Locate all lines in the data below that hold "活动地点" and show them.
— Start of Data provided —
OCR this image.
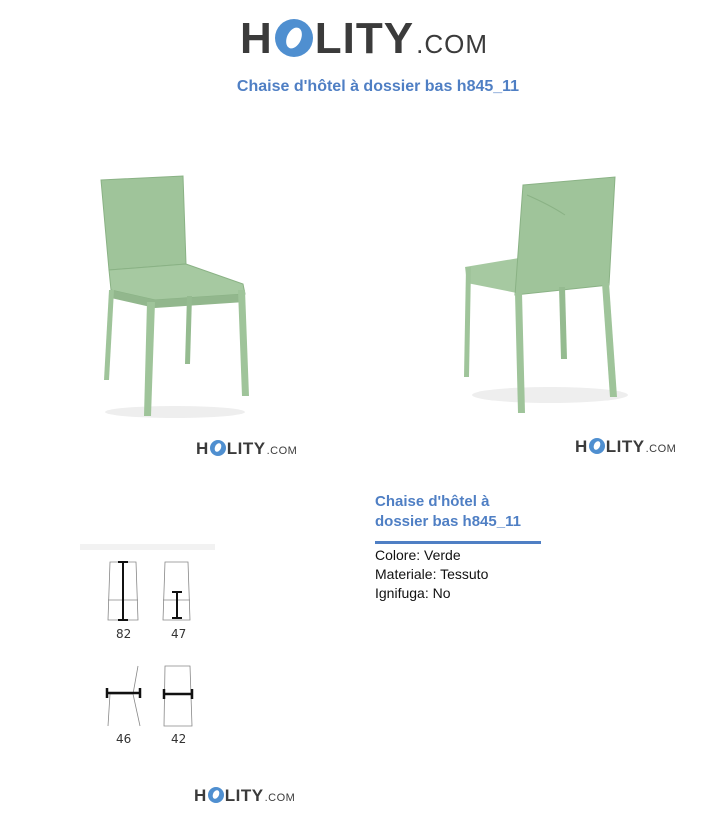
H LITY .COM
Chaise d'hôtel à dossier bas h845_11
H LITY .COM	H LITY .COM
Chaise d'hôtel à dossier bas h845_11
Colore: Verde
Materiale: Tessuto
Ignifuga: No
82	47
46	42
H LITY .COM
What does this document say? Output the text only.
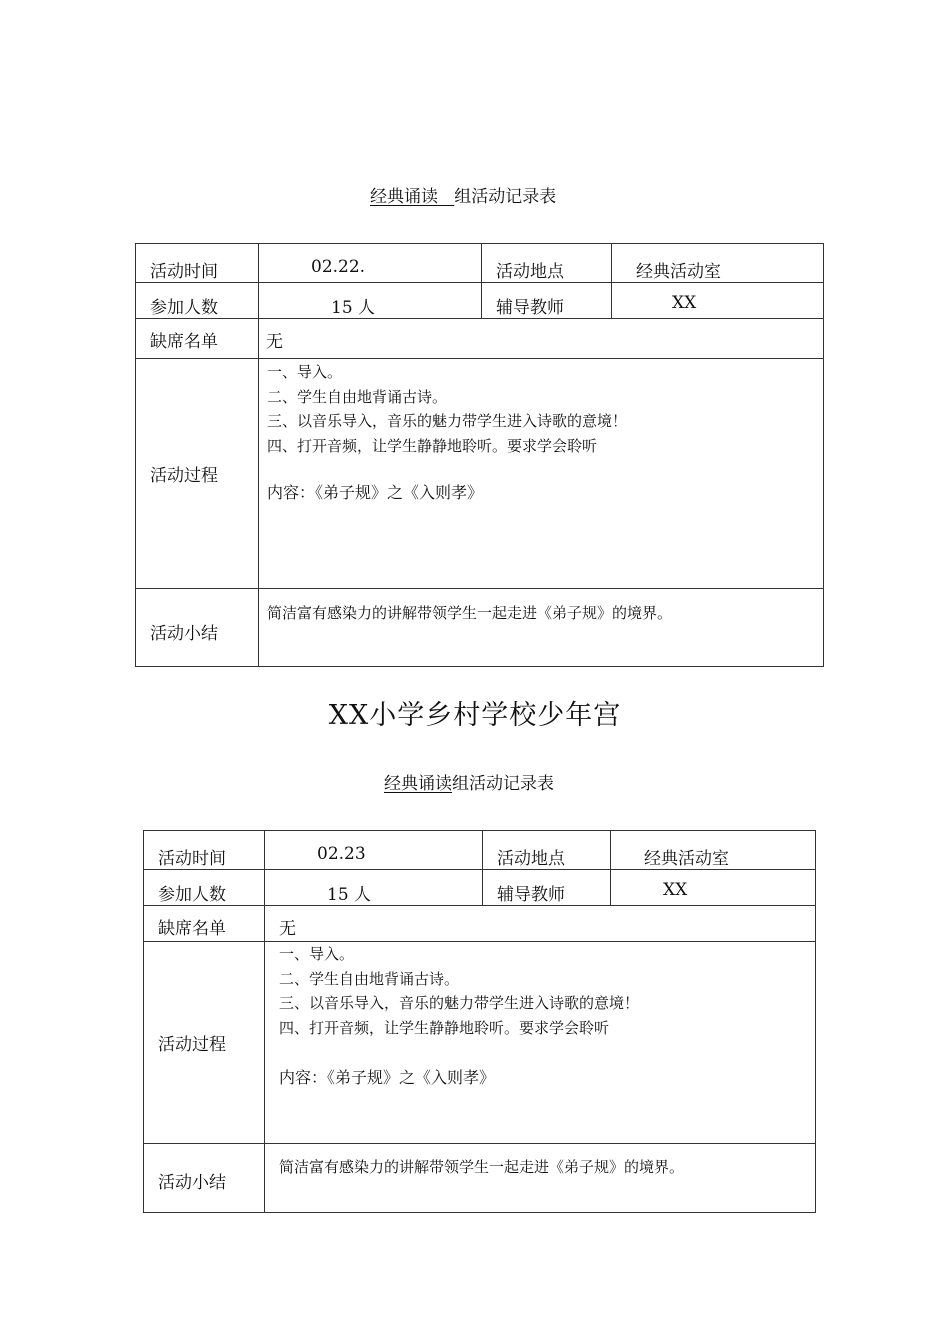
经典诵读 组活动记录表
活动时间	02.22.	活动地点	经典活动室

参加人数	15 人	辅导教师	XX

缺席名单	无		

活动过程	一、导入。
二、学生自由地背诵古诗。
三、以音乐导入，音乐的魅力带学生进入诗歌的意境！
四、打开音频，让学生静静地聆听。要求学会聆听
内容：《弟子规》之《入则孝》		

活动小结	简洁富有感染力的讲解带领学生一起走进《弟子规》的境界。		
XX小学乡村学校少年宫
经典诵读组活动记录表
活动时间	02.23	活动地点	经典活动室

参加人数	15 人	辅导教师	XX

缺席名单	无		

活动过程	一、导入。
二、学生自由地背诵古诗。
三、以音乐导入，音乐的魅力带学生进入诗歌的意境！
四、打开音频，让学生静静地聆听。要求学会聆听
内容：《弟子规》之《入则孝》		

活动小结	简洁富有感染力的讲解带领学生一起走进《弟子规》的境界。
— End of Data provided —
Expected answer —
活动时间	02.22.	活动地点	经典活动室
活动时间	02.23	活动地点	经典活动室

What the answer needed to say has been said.